● **What you are asked to do**: Print every entry exactly as written.

(Saved data entries)
####################

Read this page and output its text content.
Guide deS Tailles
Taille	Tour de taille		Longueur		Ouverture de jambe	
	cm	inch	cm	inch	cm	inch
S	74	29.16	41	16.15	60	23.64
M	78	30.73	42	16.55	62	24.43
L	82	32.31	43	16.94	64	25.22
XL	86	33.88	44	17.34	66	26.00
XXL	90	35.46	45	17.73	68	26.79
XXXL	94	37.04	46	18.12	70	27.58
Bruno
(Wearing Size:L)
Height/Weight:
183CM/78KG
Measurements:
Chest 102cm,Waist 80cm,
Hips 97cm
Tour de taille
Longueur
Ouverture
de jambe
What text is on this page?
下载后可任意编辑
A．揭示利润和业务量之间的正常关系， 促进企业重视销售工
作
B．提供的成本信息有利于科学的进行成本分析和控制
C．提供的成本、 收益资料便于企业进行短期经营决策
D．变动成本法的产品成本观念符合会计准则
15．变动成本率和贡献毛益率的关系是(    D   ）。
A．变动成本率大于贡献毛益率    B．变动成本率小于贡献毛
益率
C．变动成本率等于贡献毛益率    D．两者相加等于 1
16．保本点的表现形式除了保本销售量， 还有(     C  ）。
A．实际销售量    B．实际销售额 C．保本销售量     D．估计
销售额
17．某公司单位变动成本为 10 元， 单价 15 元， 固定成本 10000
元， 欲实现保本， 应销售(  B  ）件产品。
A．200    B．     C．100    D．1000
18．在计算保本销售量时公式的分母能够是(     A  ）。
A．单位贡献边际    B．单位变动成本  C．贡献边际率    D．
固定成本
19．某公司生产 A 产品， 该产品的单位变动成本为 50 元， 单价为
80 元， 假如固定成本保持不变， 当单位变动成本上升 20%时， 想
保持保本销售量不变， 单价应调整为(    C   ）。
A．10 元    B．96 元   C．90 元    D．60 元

####################

● **Reply**:
Read this page and output its text content.
Guide deS Tailles
Taille	Tour de taille		Longueur		Ouverture de jambe	
	cm	inch	cm	inch	cm	inch
S	74	29.16	41	16.15	60	23.64
M	78	30.73	42	16.55	62	24.43
L	82	32.31	43	16.94	64	25.22
XL	86	33.88	44	17.34	66	26.00
XXL	90	35.46	45	17.73	68	26.79
XXXL	94	37.04	46	18.12	70	27.58
Bruno
(Wearing Size:L)
Height/Weight:
183CM/78KG
Measurements:
Chest 102cm,Waist 80cm,
Hips 97cm
Tour de taille
Longueur
Ouverture
de jambe
What text is on this page?
下载后可任意编辑
A．揭示利润和业务量之间的正常关系， 促进企业重视销售工
作
B．提供的成本信息有利于科学的进行成本分析和控制
C．提供的成本、 收益资料便于企业进行短期经营决策
D．变动成本法的产品成本观念符合会计准则
15．变动成本率和贡献毛益率的关系是(    D   ）。
A．变动成本率大于贡献毛益率    B．变动成本率小于贡献毛
益率
C．变动成本率等于贡献毛益率    D．两者相加等于 1
16．保本点的表现形式除了保本销售量， 还有(     C  ）。
A．实际销售量    B．实际销售额 C．保本销售量     D．估计
销售额
17．某公司单位变动成本为 10 元， 单价 15 元， 固定成本 10000
元， 欲实现保本， 应销售(  B  ）件产品。
A．200    B．     C．100    D．1000
18．在计算保本销售量时公式的分母能够是(     A  ）。
A．单位贡献边际    B．单位变动成本  C．贡献边际率    D．
固定成本
19．某公司生产 A 产品， 该产品的单位变动成本为 50 元， 单价为
80 元， 假如固定成本保持不变， 当单位变动成本上升 20%时， 想
保持保本销售量不变， 单价应调整为(    C   ）。
A．10 元    B．96 元   C．90 元    D．60 元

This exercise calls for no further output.